# Brief
Collect from the data below each line with "JSON".

>> begin Records for the task

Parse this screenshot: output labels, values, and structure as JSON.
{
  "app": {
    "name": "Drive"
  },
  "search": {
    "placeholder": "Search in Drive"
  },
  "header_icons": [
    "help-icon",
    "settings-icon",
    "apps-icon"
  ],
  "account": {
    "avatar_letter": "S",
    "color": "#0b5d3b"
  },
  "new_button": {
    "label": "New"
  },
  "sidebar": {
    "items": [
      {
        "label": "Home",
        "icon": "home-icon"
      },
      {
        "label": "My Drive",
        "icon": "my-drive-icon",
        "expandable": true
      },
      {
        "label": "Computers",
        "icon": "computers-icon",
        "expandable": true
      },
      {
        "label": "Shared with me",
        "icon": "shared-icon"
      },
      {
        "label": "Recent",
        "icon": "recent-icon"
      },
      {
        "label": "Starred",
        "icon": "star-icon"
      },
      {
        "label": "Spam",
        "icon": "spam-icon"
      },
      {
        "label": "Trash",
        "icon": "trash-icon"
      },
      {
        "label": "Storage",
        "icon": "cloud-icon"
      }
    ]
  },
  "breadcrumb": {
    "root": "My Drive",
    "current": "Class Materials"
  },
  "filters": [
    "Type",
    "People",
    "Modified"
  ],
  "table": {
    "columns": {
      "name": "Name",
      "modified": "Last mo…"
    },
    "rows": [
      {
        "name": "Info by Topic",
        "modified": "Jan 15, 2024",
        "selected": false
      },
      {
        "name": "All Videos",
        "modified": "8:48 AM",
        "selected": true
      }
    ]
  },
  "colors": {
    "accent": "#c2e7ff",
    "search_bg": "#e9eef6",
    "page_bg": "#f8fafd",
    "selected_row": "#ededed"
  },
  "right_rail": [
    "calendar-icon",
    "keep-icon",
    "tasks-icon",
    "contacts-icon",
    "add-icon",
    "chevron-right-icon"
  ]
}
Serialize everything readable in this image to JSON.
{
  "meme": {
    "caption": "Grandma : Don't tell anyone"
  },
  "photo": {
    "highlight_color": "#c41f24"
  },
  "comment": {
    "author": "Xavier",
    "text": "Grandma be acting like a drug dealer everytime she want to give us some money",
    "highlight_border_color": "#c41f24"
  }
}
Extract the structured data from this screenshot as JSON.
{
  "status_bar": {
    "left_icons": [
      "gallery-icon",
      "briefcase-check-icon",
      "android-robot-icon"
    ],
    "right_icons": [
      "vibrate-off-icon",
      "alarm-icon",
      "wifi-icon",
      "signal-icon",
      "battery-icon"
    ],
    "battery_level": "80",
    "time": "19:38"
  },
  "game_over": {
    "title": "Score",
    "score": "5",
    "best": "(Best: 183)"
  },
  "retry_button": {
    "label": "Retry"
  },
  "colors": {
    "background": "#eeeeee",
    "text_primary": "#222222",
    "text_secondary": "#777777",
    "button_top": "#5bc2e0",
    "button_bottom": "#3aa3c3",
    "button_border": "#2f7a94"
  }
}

>> end Records for the task

# Result below
Parse this screenshot: output labels, values, and structure as JSON.
Serialize everything readable in this image to JSON.
Extract the structured data from this screenshot as JSON.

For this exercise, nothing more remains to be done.